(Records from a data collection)
──────────────────────────────
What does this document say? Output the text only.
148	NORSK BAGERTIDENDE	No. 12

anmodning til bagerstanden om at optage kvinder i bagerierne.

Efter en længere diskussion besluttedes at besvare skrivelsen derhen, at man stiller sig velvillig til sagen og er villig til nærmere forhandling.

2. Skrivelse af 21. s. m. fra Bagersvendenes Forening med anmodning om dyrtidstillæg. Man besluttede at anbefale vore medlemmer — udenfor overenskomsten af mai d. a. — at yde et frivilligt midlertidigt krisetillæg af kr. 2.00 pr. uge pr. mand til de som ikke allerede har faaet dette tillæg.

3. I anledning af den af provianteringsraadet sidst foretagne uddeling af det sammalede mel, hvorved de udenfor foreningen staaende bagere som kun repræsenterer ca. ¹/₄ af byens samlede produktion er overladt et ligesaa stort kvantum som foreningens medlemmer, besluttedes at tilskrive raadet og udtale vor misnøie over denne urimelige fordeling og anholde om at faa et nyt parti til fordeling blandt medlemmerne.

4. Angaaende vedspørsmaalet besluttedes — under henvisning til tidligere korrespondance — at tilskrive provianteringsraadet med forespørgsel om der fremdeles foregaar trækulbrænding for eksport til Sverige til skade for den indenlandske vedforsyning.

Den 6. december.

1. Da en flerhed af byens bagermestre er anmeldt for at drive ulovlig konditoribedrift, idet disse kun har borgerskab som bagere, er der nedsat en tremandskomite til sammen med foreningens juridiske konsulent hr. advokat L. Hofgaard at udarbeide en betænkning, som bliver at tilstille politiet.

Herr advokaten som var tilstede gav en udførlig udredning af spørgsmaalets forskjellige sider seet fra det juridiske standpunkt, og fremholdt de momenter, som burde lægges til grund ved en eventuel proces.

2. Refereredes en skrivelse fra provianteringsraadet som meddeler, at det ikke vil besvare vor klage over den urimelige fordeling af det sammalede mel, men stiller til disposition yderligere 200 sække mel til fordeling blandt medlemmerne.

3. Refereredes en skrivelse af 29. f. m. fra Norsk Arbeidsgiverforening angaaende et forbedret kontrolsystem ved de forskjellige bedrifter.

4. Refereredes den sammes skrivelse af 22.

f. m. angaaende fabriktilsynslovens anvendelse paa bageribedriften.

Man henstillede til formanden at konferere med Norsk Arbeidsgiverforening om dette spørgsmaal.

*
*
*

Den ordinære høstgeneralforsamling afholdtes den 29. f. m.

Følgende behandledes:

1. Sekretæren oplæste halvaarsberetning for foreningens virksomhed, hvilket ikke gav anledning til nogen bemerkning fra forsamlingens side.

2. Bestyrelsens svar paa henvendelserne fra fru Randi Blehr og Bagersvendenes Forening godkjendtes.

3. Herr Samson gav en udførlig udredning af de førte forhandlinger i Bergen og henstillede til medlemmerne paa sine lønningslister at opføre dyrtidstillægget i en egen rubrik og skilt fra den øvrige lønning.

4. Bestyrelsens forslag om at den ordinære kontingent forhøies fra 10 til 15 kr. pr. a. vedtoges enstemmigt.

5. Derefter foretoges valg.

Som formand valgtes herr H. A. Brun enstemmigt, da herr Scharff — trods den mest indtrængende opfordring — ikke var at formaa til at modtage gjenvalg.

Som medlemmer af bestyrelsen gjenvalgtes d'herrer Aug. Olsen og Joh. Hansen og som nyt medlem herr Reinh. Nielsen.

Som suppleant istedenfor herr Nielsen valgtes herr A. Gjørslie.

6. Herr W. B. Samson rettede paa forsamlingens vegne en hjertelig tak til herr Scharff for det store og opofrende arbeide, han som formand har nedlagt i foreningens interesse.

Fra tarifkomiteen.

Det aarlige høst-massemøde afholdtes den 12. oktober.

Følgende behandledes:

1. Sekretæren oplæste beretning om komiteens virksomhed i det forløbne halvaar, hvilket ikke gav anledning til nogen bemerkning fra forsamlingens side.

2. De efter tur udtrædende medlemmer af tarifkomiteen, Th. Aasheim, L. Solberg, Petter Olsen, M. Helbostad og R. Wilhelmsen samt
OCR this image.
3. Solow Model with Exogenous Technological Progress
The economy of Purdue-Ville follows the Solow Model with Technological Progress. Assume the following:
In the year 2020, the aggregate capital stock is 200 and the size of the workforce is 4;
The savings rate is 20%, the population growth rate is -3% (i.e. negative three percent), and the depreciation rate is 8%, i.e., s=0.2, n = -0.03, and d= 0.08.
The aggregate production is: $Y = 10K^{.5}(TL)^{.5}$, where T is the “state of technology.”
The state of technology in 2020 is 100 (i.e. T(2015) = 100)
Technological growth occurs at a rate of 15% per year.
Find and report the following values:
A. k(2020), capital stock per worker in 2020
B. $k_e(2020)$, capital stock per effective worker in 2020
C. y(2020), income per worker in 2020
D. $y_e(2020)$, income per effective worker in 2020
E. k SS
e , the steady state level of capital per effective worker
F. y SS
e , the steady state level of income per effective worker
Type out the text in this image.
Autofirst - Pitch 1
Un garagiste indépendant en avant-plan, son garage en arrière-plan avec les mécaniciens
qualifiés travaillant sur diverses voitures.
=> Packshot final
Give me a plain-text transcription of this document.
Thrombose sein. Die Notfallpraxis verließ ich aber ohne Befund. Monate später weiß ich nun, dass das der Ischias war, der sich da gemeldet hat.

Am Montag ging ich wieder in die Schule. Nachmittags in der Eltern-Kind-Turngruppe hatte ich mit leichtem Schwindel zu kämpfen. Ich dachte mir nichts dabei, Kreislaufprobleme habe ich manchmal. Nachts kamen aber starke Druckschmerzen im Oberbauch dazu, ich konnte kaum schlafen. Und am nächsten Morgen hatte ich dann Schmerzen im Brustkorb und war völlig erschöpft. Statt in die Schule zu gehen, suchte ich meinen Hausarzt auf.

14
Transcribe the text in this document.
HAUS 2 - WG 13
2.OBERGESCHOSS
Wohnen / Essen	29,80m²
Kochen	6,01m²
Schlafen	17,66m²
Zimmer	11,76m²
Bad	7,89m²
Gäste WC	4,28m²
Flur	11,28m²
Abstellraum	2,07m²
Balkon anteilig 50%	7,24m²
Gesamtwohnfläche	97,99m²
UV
──────────────────────────────
- [Aim]: Output the records exactly, including every line.

- [Correct output]:
What does this document say? Output the text only.
148	NORSK BAGERTIDENDE	No. 12

anmodning til bagerstanden om at optage kvinder i bagerierne.

Efter en længere diskussion besluttedes at besvare skrivelsen derhen, at man stiller sig velvillig til sagen og er villig til nærmere forhandling.

2. Skrivelse af 21. s. m. fra Bagersvendenes Forening med anmodning om dyrtidstillæg. Man besluttede at anbefale vore medlemmer — udenfor overenskomsten af mai d. a. — at yde et frivilligt midlertidigt krisetillæg af kr. 2.00 pr. uge pr. mand til de som ikke allerede har faaet dette tillæg.

3. I anledning af den af provianteringsraadet sidst foretagne uddeling af det sammalede mel, hvorved de udenfor foreningen staaende bagere som kun repræsenterer ca. ¹/₄ af byens samlede produktion er overladt et ligesaa stort kvantum som foreningens medlemmer, besluttedes at tilskrive raadet og udtale vor misnøie over denne urimelige fordeling og anholde om at faa et nyt parti til fordeling blandt medlemmerne.

4. Angaaende vedspørsmaalet besluttedes — under henvisning til tidligere korrespondance — at tilskrive provianteringsraadet med forespørgsel om der fremdeles foregaar trækulbrænding for eksport til Sverige til skade for den indenlandske vedforsyning.

Den 6. december.

1. Da en flerhed af byens bagermestre er anmeldt for at drive ulovlig konditoribedrift, idet disse kun har borgerskab som bagere, er der nedsat en tremandskomite til sammen med foreningens juridiske konsulent hr. advokat L. Hofgaard at udarbeide en betænkning, som bliver at tilstille politiet.

Herr advokaten som var tilstede gav en udførlig udredning af spørgsmaalets forskjellige sider seet fra det juridiske standpunkt, og fremholdt de momenter, som burde lægges til grund ved en eventuel proces.

2. Refereredes en skrivelse fra provianteringsraadet som meddeler, at det ikke vil besvare vor klage over den urimelige fordeling af det sammalede mel, men stiller til disposition yderligere 200 sække mel til fordeling blandt medlemmerne.

3. Refereredes en skrivelse af 29. f. m. fra Norsk Arbeidsgiverforening angaaende et forbedret kontrolsystem ved de forskjellige bedrifter.

4. Refereredes den sammes skrivelse af 22.

f. m. angaaende fabriktilsynslovens anvendelse paa bageribedriften.

Man henstillede til formanden at konferere med Norsk Arbeidsgiverforening om dette spørgsmaal.

*
*
*

Den ordinære høstgeneralforsamling afholdtes den 29. f. m.

Følgende behandledes:

1. Sekretæren oplæste halvaarsberetning for foreningens virksomhed, hvilket ikke gav anledning til nogen bemerkning fra forsamlingens side.

2. Bestyrelsens svar paa henvendelserne fra fru Randi Blehr og Bagersvendenes Forening godkjendtes.

3. Herr Samson gav en udførlig udredning af de førte forhandlinger i Bergen og henstillede til medlemmerne paa sine lønningslister at opføre dyrtidstillægget i en egen rubrik og skilt fra den øvrige lønning.

4. Bestyrelsens forslag om at den ordinære kontingent forhøies fra 10 til 15 kr. pr. a. vedtoges enstemmigt.

5. Derefter foretoges valg.

Som formand valgtes herr H. A. Brun enstemmigt, da herr Scharff — trods den mest indtrængende opfordring — ikke var at formaa til at modtage gjenvalg.

Som medlemmer af bestyrelsen gjenvalgtes d'herrer Aug. Olsen og Joh. Hansen og som nyt medlem herr Reinh. Nielsen.

Som suppleant istedenfor herr Nielsen valgtes herr A. Gjørslie.

6. Herr W. B. Samson rettede paa forsamlingens vegne en hjertelig tak til herr Scharff for det store og opofrende arbeide, han som formand har nedlagt i foreningens interesse.

Fra tarifkomiteen.

Det aarlige høst-massemøde afholdtes den 12. oktober.

Følgende behandledes:

1. Sekretæren oplæste beretning om komiteens virksomhed i det forløbne halvaar, hvilket ikke gav anledning til nogen bemerkning fra forsamlingens side.

2. De efter tur udtrædende medlemmer af tarifkomiteen, Th. Aasheim, L. Solberg, Petter Olsen, M. Helbostad og R. Wilhelmsen samt
OCR this image.
3. Solow Model with Exogenous Technological Progress
The economy of Purdue-Ville follows the Solow Model with Technological Progress. Assume the following:
In the year 2020, the aggregate capital stock is 200 and the size of the workforce is 4;
The savings rate is 20%, the population growth rate is -3% (i.e. negative three percent), and the depreciation rate is 8%, i.e., s=0.2, n = -0.03, and d= 0.08.
The aggregate production is: $Y = 10K^{.5}(TL)^{.5}$, where T is the “state of technology.”
The state of technology in 2020 is 100 (i.e. T(2015) = 100)
Technological growth occurs at a rate of 15% per year.
Find and report the following values:
A. k(2020), capital stock per worker in 2020
B. $k_e(2020)$, capital stock per effective worker in 2020
C. y(2020), income per worker in 2020
D. $y_e(2020)$, income per effective worker in 2020
E. k SS
e , the steady state level of capital per effective worker
F. y SS
e , the steady state level of income per effective worker
Type out the text in this image.
Autofirst - Pitch 1
Un garagiste indépendant en avant-plan, son garage en arrière-plan avec les mécaniciens
qualifiés travaillant sur diverses voitures.
=> Packshot final
Give me a plain-text transcription of this document.
Thrombose sein. Die Notfallpraxis verließ ich aber ohne Befund. Monate später weiß ich nun, dass das der Ischias war, der sich da gemeldet hat.

Am Montag ging ich wieder in die Schule. Nachmittags in der Eltern-Kind-Turngruppe hatte ich mit leichtem Schwindel zu kämpfen. Ich dachte mir nichts dabei, Kreislaufprobleme habe ich manchmal. Nachts kamen aber starke Druckschmerzen im Oberbauch dazu, ich konnte kaum schlafen. Und am nächsten Morgen hatte ich dann Schmerzen im Brustkorb und war völlig erschöpft. Statt in die Schule zu gehen, suchte ich meinen Hausarzt auf.

14
Transcribe the text in this document.
HAUS 2 - WG 13
2.OBERGESCHOSS
Wohnen / Essen	29,80m²
Kochen	6,01m²
Schlafen	17,66m²
Zimmer	11,76m²
Bad	7,89m²
Gäste WC	4,28m²
Flur	11,28m²
Abstellraum	2,07m²
Balkon anteilig 50%	7,24m²
Gesamtwohnfläche	97,99m²
UV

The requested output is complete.